Exercise requirements:
Filter the entries below, keeping only lines with the word "having".

Record excerpts:
____

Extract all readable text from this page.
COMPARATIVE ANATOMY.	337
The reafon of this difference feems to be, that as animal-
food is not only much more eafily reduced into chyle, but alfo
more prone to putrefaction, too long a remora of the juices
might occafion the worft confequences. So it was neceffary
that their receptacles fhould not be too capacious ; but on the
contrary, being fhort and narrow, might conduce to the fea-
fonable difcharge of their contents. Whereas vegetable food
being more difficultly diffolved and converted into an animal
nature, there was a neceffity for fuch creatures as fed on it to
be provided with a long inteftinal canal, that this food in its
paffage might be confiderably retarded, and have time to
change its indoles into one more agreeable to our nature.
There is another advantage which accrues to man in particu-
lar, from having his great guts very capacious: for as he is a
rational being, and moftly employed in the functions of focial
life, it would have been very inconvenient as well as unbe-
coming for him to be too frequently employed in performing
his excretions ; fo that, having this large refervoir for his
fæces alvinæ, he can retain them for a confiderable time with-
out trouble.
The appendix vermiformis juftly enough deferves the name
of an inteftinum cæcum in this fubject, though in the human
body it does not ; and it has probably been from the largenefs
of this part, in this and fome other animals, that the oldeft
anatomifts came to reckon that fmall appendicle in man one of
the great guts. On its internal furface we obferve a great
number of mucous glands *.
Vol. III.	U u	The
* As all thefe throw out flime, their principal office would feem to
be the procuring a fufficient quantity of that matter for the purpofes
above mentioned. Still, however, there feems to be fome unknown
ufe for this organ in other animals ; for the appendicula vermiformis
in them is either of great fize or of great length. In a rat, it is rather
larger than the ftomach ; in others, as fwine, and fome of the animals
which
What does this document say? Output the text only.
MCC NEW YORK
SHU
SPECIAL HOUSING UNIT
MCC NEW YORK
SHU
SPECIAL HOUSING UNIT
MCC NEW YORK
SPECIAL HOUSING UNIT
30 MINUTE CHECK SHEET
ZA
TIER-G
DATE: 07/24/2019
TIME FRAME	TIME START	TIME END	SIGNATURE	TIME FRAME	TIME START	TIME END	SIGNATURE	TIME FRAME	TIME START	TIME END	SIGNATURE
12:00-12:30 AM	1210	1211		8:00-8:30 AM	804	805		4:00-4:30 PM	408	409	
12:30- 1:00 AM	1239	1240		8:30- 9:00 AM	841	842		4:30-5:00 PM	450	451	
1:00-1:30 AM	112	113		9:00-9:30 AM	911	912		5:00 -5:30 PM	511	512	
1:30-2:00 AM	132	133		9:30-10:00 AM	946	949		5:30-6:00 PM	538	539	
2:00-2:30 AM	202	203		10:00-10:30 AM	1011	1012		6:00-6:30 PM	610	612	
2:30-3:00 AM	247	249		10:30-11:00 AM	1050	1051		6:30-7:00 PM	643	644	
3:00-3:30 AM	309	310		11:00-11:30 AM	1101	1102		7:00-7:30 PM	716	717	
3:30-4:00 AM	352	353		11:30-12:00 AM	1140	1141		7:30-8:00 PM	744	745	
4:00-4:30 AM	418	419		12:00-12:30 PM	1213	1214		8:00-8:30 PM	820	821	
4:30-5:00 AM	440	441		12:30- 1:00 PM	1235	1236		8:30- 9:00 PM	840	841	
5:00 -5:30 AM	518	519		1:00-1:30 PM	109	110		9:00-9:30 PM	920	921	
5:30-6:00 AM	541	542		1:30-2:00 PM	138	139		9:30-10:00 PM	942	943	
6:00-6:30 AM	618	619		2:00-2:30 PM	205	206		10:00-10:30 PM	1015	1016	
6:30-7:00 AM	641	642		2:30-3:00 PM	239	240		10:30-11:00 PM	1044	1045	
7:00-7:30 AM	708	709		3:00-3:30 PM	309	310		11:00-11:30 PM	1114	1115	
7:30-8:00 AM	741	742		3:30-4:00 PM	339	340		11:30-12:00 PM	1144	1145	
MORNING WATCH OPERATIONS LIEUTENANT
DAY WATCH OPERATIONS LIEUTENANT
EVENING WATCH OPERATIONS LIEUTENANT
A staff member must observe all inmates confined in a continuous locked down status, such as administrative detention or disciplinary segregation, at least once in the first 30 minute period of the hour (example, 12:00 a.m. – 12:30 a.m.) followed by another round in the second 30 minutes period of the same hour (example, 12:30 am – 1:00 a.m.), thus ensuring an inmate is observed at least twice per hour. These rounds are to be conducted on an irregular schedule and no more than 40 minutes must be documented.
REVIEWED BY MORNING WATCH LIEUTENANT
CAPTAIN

____

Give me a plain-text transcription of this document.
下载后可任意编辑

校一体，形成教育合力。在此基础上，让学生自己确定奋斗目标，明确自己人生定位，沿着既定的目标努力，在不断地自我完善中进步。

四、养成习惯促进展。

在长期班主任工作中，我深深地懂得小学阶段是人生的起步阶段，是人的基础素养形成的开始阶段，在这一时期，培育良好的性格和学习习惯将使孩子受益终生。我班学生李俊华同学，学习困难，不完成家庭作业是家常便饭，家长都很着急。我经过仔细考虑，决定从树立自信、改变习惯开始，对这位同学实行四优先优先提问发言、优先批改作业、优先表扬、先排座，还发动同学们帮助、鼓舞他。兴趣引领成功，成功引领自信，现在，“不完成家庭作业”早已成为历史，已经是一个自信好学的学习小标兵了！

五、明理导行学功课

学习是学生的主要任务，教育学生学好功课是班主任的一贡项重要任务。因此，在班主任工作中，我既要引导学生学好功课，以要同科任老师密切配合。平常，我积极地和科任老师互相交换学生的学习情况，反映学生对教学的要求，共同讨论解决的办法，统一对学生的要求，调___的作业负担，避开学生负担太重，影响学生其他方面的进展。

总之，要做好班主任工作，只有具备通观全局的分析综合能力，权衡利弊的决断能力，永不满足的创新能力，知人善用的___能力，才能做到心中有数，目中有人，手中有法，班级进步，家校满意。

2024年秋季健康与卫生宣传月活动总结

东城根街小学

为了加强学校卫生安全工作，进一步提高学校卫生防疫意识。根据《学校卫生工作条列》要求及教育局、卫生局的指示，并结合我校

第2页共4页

____

Output of the exercise:
lar, from having his great guts very capacious: for as he is a
his excretions ; fo that, having this large refervoir for his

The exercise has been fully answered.